==== Data for processing ====

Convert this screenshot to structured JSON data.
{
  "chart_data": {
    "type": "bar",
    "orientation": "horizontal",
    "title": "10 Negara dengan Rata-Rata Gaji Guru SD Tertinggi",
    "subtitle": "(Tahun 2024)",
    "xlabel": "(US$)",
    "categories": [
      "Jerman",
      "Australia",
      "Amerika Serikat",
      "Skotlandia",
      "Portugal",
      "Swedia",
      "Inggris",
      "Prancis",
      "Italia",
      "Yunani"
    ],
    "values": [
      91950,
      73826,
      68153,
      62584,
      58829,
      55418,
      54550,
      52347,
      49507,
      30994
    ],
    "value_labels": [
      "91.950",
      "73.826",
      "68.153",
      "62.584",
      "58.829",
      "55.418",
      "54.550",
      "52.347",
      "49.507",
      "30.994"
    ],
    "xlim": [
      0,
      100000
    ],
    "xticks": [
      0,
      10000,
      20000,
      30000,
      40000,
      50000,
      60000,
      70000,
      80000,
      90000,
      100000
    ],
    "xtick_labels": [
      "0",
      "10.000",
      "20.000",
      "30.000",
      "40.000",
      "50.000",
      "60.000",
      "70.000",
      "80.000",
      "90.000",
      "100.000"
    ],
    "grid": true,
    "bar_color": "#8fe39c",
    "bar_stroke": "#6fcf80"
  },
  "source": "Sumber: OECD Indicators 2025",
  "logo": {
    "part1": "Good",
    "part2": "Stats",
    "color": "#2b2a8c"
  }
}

====

### The request
Print all of the data exactly as it was given.

### Full response
Convert this screenshot to structured JSON data.
{
  "chart_data": {
    "type": "bar",
    "orientation": "horizontal",
    "title": "10 Negara dengan Rata-Rata Gaji Guru SD Tertinggi",
    "subtitle": "(Tahun 2024)",
    "xlabel": "(US$)",
    "categories": [
      "Jerman",
      "Australia",
      "Amerika Serikat",
      "Skotlandia",
      "Portugal",
      "Swedia",
      "Inggris",
      "Prancis",
      "Italia",
      "Yunani"
    ],
    "values": [
      91950,
      73826,
      68153,
      62584,
      58829,
      55418,
      54550,
      52347,
      49507,
      30994
    ],
    "value_labels": [
      "91.950",
      "73.826",
      "68.153",
      "62.584",
      "58.829",
      "55.418",
      "54.550",
      "52.347",
      "49.507",
      "30.994"
    ],
    "xlim": [
      0,
      100000
    ],
    "xticks": [
      0,
      10000,
      20000,
      30000,
      40000,
      50000,
      60000,
      70000,
      80000,
      90000,
      100000
    ],
    "xtick_labels": [
      "0",
      "10.000",
      "20.000",
      "30.000",
      "40.000",
      "50.000",
      "60.000",
      "70.000",
      "80.000",
      "90.000",
      "100.000"
    ],
    "grid": true,
    "bar_color": "#8fe39c",
    "bar_stroke": "#6fcf80"
  },
  "source": "Sumber: OECD Indicators 2025",
  "logo": {
    "part1": "Good",
    "part2": "Stats",
    "color": "#2b2a8c"
  }
}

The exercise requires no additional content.